EXERCISE OBJECTIVE
Give the number of lines that contain the string "name", and nothing else.

BEGIN DATA EXTRACT

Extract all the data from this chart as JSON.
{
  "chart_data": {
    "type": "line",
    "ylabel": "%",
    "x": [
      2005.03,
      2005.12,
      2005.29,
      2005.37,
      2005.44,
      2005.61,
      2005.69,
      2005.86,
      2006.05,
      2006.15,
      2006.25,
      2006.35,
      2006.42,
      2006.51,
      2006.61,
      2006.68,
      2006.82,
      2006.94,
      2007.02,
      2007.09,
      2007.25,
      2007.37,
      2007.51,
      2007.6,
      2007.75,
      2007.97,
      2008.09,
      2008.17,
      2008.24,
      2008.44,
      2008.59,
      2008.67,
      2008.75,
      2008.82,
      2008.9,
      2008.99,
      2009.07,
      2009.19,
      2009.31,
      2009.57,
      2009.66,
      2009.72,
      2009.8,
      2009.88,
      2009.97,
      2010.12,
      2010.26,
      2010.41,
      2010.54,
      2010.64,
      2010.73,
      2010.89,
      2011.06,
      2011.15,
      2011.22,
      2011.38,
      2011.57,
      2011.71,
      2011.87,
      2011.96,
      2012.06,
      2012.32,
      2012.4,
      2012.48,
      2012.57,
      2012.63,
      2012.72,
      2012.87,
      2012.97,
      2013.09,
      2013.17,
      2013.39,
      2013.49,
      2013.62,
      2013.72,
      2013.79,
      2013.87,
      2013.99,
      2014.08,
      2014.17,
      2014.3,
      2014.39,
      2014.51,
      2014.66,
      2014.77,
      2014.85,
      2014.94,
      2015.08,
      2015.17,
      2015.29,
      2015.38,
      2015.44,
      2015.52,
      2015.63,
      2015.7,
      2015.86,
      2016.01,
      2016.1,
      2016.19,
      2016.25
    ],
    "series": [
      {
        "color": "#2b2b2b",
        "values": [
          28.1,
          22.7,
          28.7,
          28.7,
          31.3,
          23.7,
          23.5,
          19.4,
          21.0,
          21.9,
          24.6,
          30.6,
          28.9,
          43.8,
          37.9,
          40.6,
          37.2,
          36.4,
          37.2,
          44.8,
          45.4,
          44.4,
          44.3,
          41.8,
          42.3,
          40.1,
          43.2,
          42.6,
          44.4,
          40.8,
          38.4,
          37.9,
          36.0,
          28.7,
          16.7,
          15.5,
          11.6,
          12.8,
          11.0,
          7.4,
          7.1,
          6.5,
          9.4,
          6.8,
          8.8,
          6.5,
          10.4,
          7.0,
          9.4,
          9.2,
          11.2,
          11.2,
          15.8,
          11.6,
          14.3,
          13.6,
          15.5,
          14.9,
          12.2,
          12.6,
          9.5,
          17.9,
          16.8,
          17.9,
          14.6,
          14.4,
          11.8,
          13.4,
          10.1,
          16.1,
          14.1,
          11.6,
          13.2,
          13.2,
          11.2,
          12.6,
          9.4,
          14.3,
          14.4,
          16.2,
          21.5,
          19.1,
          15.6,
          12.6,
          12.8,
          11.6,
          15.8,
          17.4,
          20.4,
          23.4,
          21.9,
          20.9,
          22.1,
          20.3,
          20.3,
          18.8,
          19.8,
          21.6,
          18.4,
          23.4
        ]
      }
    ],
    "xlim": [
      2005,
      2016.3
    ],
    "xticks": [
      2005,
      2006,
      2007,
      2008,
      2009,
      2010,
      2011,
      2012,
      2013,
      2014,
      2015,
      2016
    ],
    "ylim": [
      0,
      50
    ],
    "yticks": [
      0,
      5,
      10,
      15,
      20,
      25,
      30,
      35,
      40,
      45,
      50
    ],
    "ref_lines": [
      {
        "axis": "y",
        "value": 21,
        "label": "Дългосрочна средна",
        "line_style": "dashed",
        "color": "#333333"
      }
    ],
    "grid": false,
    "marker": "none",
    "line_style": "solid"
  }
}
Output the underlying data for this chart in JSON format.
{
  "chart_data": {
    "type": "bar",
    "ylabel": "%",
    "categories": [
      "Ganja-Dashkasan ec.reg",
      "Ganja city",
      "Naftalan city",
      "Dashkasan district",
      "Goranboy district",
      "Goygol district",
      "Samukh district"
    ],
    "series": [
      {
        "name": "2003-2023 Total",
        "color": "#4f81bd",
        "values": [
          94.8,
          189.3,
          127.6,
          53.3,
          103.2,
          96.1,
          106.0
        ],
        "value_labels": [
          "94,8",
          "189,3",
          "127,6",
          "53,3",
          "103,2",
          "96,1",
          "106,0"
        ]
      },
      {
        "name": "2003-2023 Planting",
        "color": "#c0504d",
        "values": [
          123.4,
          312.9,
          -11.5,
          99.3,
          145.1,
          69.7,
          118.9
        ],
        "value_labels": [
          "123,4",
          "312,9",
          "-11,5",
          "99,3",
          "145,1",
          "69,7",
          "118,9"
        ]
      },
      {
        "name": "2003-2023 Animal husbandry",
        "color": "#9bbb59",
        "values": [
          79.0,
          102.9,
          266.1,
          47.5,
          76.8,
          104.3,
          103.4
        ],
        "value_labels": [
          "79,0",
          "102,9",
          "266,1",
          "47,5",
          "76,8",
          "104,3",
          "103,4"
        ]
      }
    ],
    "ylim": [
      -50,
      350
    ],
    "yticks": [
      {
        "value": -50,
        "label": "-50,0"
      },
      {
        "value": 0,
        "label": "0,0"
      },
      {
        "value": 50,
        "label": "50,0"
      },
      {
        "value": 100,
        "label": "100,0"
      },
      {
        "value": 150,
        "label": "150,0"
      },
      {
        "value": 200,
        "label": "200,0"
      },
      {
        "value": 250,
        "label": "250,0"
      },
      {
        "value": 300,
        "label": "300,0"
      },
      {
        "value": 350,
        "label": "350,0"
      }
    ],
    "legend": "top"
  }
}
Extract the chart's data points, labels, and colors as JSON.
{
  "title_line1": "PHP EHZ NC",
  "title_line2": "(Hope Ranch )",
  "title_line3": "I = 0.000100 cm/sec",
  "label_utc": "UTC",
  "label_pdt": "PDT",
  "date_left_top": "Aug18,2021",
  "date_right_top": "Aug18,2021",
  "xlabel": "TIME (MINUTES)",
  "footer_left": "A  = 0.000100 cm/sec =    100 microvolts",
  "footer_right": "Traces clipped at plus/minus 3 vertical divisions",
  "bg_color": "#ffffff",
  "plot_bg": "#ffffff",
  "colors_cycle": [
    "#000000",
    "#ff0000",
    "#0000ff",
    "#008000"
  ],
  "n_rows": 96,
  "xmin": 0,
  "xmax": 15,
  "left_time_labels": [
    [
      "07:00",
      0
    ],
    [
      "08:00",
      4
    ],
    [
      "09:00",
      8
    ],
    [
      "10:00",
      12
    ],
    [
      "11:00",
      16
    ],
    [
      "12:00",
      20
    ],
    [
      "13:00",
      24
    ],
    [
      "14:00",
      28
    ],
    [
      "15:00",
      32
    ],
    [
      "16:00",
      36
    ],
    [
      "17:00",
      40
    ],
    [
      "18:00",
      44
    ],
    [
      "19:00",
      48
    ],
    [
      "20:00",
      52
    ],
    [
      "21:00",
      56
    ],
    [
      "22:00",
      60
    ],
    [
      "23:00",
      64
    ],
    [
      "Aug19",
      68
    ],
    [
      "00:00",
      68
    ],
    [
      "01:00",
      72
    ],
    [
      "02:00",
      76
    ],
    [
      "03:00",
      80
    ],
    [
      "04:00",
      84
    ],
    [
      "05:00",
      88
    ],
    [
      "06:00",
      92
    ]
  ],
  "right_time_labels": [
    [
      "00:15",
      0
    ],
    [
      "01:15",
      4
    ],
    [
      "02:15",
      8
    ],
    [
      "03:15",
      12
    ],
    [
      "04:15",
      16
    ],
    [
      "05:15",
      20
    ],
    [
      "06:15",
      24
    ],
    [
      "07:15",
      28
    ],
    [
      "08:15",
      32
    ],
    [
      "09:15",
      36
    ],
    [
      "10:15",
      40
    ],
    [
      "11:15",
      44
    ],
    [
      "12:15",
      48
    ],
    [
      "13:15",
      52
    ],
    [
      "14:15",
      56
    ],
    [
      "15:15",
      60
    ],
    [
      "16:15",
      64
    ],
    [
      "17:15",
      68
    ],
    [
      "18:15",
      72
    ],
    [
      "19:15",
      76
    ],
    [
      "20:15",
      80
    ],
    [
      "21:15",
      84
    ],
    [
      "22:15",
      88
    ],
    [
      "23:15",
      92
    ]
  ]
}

END DATA EXTRACT

EXERCISE SOLUTION
3